Output every entry exactly as written.
====== RECORD EXCERPTS
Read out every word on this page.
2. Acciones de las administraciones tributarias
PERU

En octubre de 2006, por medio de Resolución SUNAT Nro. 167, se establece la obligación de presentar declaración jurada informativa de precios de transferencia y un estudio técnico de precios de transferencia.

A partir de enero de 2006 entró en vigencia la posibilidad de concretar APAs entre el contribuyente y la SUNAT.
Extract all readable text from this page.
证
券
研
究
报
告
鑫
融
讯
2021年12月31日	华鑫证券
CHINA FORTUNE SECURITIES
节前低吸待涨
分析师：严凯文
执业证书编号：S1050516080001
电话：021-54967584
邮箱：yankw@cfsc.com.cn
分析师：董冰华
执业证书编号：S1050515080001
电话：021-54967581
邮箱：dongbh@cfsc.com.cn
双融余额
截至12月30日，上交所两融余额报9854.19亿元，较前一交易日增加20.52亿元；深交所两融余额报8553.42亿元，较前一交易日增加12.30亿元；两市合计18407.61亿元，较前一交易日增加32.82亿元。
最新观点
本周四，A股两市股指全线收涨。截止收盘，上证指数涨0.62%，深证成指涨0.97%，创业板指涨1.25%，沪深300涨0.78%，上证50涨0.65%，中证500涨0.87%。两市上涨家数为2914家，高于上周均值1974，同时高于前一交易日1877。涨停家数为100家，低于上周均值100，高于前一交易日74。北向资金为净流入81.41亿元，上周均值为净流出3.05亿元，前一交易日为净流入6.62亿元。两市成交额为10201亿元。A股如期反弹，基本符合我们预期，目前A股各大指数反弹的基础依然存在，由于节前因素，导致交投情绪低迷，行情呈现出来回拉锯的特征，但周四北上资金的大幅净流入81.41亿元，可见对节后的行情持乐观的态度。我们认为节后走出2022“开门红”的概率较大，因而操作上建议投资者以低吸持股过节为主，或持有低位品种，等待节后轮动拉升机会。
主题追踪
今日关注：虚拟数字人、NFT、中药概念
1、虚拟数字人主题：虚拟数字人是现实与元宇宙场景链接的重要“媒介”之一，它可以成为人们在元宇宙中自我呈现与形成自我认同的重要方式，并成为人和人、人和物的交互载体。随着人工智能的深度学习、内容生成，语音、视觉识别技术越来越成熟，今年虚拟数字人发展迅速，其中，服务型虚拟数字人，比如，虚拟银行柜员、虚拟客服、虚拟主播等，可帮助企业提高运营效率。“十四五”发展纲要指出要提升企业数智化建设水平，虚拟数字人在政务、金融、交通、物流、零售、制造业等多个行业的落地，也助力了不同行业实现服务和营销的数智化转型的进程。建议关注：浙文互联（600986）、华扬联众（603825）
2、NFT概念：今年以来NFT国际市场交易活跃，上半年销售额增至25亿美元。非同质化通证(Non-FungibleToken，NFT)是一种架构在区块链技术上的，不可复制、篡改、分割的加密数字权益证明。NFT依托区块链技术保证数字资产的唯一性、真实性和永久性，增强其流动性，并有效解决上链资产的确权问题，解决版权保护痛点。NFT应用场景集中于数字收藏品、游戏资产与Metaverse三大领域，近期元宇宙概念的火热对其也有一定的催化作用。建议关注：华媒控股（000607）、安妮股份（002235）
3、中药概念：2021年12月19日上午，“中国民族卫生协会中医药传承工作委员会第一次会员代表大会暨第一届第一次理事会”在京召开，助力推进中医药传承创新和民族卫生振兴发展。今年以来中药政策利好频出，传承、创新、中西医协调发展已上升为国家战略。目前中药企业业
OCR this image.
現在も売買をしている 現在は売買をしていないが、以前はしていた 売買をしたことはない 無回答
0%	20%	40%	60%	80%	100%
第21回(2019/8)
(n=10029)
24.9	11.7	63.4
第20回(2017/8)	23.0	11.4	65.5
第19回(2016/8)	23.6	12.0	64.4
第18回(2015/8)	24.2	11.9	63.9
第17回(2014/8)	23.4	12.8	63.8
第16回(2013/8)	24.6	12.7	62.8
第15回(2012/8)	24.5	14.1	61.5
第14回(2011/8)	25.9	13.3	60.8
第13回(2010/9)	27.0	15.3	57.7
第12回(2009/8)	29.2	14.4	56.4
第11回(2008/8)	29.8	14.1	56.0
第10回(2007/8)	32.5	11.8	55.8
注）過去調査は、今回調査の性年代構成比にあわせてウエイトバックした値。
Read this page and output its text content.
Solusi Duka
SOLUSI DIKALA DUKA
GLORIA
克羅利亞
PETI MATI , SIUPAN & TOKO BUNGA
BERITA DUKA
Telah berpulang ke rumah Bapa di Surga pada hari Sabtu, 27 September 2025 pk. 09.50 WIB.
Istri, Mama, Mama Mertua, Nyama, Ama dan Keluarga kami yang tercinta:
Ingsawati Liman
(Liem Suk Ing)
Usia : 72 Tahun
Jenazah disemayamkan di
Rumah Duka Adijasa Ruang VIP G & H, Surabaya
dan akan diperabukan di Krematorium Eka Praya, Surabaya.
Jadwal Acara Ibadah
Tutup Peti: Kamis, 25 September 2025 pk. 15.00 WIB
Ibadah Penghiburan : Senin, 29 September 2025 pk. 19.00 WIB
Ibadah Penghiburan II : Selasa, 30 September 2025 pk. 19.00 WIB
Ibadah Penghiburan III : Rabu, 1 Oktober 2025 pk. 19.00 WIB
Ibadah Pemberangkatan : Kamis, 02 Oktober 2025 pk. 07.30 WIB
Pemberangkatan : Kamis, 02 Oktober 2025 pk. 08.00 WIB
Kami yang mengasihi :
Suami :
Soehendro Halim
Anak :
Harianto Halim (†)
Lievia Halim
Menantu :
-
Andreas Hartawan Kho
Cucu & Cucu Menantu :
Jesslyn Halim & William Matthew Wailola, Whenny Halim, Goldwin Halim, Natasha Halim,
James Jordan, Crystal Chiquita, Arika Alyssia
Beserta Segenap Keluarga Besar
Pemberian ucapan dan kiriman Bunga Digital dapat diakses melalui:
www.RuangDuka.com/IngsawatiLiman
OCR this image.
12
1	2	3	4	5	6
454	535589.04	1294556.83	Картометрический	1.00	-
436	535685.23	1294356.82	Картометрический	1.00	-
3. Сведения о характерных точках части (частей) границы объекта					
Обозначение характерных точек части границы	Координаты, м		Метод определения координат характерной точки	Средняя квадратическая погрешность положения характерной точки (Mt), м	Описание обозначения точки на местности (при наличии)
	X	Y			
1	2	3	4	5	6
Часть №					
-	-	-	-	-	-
============
**ANSWER TO THIS EXERCISE**
Read out every word on this page.
2. Acciones de las administraciones tributarias
PERU

En octubre de 2006, por medio de Resolución SUNAT Nro. 167, se establece la obligación de presentar declaración jurada informativa de precios de transferencia y un estudio técnico de precios de transferencia.

A partir de enero de 2006 entró en vigencia la posibilidad de concretar APAs entre el contribuyente y la SUNAT.
Extract all readable text from this page.
证
券
研
究
报
告
鑫
融
讯
2021年12月31日	华鑫证券
CHINA FORTUNE SECURITIES
节前低吸待涨
分析师：严凯文
执业证书编号：S1050516080001
电话：021-54967584
邮箱：yankw@cfsc.com.cn
分析师：董冰华
执业证书编号：S1050515080001
电话：021-54967581
邮箱：dongbh@cfsc.com.cn
双融余额
截至12月30日，上交所两融余额报9854.19亿元，较前一交易日增加20.52亿元；深交所两融余额报8553.42亿元，较前一交易日增加12.30亿元；两市合计18407.61亿元，较前一交易日增加32.82亿元。
最新观点
本周四，A股两市股指全线收涨。截止收盘，上证指数涨0.62%，深证成指涨0.97%，创业板指涨1.25%，沪深300涨0.78%，上证50涨0.65%，中证500涨0.87%。两市上涨家数为2914家，高于上周均值1974，同时高于前一交易日1877。涨停家数为100家，低于上周均值100，高于前一交易日74。北向资金为净流入81.41亿元，上周均值为净流出3.05亿元，前一交易日为净流入6.62亿元。两市成交额为10201亿元。A股如期反弹，基本符合我们预期，目前A股各大指数反弹的基础依然存在，由于节前因素，导致交投情绪低迷，行情呈现出来回拉锯的特征，但周四北上资金的大幅净流入81.41亿元，可见对节后的行情持乐观的态度。我们认为节后走出2022“开门红”的概率较大，因而操作上建议投资者以低吸持股过节为主，或持有低位品种，等待节后轮动拉升机会。
主题追踪
今日关注：虚拟数字人、NFT、中药概念
1、虚拟数字人主题：虚拟数字人是现实与元宇宙场景链接的重要“媒介”之一，它可以成为人们在元宇宙中自我呈现与形成自我认同的重要方式，并成为人和人、人和物的交互载体。随着人工智能的深度学习、内容生成，语音、视觉识别技术越来越成熟，今年虚拟数字人发展迅速，其中，服务型虚拟数字人，比如，虚拟银行柜员、虚拟客服、虚拟主播等，可帮助企业提高运营效率。“十四五”发展纲要指出要提升企业数智化建设水平，虚拟数字人在政务、金融、交通、物流、零售、制造业等多个行业的落地，也助力了不同行业实现服务和营销的数智化转型的进程。建议关注：浙文互联（600986）、华扬联众（603825）
2、NFT概念：今年以来NFT国际市场交易活跃，上半年销售额增至25亿美元。非同质化通证(Non-FungibleToken，NFT)是一种架构在区块链技术上的，不可复制、篡改、分割的加密数字权益证明。NFT依托区块链技术保证数字资产的唯一性、真实性和永久性，增强其流动性，并有效解决上链资产的确权问题，解决版权保护痛点。NFT应用场景集中于数字收藏品、游戏资产与Metaverse三大领域，近期元宇宙概念的火热对其也有一定的催化作用。建议关注：华媒控股（000607）、安妮股份（002235）
3、中药概念：2021年12月19日上午，“中国民族卫生协会中医药传承工作委员会第一次会员代表大会暨第一届第一次理事会”在京召开，助力推进中医药传承创新和民族卫生振兴发展。今年以来中药政策利好频出，传承、创新、中西医协调发展已上升为国家战略。目前中药企业业
OCR this image.
現在も売買をしている 現在は売買をしていないが、以前はしていた 売買をしたことはない 無回答
0%	20%	40%	60%	80%	100%
第21回(2019/8)
(n=10029)
24.9	11.7	63.4
第20回(2017/8)	23.0	11.4	65.5
第19回(2016/8)	23.6	12.0	64.4
第18回(2015/8)	24.2	11.9	63.9
第17回(2014/8)	23.4	12.8	63.8
第16回(2013/8)	24.6	12.7	62.8
第15回(2012/8)	24.5	14.1	61.5
第14回(2011/8)	25.9	13.3	60.8
第13回(2010/9)	27.0	15.3	57.7
第12回(2009/8)	29.2	14.4	56.4
第11回(2008/8)	29.8	14.1	56.0
第10回(2007/8)	32.5	11.8	55.8
注）過去調査は、今回調査の性年代構成比にあわせてウエイトバックした値。
Read this page and output its text content.
Solusi Duka
SOLUSI DIKALA DUKA
GLORIA
克羅利亞
PETI MATI , SIUPAN & TOKO BUNGA
BERITA DUKA
Telah berpulang ke rumah Bapa di Surga pada hari Sabtu, 27 September 2025 pk. 09.50 WIB.
Istri, Mama, Mama Mertua, Nyama, Ama dan Keluarga kami yang tercinta:
Ingsawati Liman
(Liem Suk Ing)
Usia : 72 Tahun
Jenazah disemayamkan di
Rumah Duka Adijasa Ruang VIP G & H, Surabaya
dan akan diperabukan di Krematorium Eka Praya, Surabaya.
Jadwal Acara Ibadah
Tutup Peti: Kamis, 25 September 2025 pk. 15.00 WIB
Ibadah Penghiburan : Senin, 29 September 2025 pk. 19.00 WIB
Ibadah Penghiburan II : Selasa, 30 September 2025 pk. 19.00 WIB
Ibadah Penghiburan III : Rabu, 1 Oktober 2025 pk. 19.00 WIB
Ibadah Pemberangkatan : Kamis, 02 Oktober 2025 pk. 07.30 WIB
Pemberangkatan : Kamis, 02 Oktober 2025 pk. 08.00 WIB
Kami yang mengasihi :
Suami :
Soehendro Halim
Anak :
Harianto Halim (†)
Lievia Halim
Menantu :
-
Andreas Hartawan Kho
Cucu & Cucu Menantu :
Jesslyn Halim & William Matthew Wailola, Whenny Halim, Goldwin Halim, Natasha Halim,
James Jordan, Crystal Chiquita, Arika Alyssia
Beserta Segenap Keluarga Besar
Pemberian ucapan dan kiriman Bunga Digital dapat diakses melalui:
www.RuangDuka.com/IngsawatiLiman
OCR this image.
12
1	2	3	4	5	6
454	535589.04	1294556.83	Картометрический	1.00	-
436	535685.23	1294356.82	Картометрический	1.00	-
3. Сведения о характерных точках части (частей) границы объекта					
Обозначение характерных точек части границы	Координаты, м		Метод определения координат характерной точки	Средняя квадратическая погрешность положения характерной точки (Mt), м	Описание обозначения точки на местности (при наличии)
	X	Y			
1	2	3	4	5	6
Часть №					
-	-	-	-	-	-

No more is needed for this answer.